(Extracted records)
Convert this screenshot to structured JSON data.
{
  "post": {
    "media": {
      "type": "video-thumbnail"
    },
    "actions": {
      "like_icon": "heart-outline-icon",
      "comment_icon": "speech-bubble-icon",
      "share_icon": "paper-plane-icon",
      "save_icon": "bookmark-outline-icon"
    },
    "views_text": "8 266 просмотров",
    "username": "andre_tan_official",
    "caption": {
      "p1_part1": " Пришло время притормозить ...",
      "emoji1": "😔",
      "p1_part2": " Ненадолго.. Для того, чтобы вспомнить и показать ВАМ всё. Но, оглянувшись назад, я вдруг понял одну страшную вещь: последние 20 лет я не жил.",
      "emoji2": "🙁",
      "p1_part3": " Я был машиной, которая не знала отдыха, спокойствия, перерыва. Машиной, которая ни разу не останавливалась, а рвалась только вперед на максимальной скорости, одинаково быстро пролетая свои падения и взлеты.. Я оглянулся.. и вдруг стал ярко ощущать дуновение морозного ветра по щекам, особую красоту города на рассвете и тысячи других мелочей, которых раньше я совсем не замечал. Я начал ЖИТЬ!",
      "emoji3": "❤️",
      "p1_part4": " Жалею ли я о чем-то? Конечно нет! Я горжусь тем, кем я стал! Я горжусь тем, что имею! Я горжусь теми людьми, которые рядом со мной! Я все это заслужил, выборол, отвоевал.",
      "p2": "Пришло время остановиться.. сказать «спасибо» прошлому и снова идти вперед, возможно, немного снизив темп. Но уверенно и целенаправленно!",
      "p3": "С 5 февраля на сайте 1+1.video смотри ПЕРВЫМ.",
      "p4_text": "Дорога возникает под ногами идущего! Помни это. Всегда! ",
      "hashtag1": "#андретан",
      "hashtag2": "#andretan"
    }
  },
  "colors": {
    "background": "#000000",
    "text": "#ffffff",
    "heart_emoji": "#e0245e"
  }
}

● **What needs to be done**
Pull out all lines of the data with the string "outline".

● **Solution below**
      "like_icon": "heart-outline-icon",
      "save_icon": "bookmark-outline-icon"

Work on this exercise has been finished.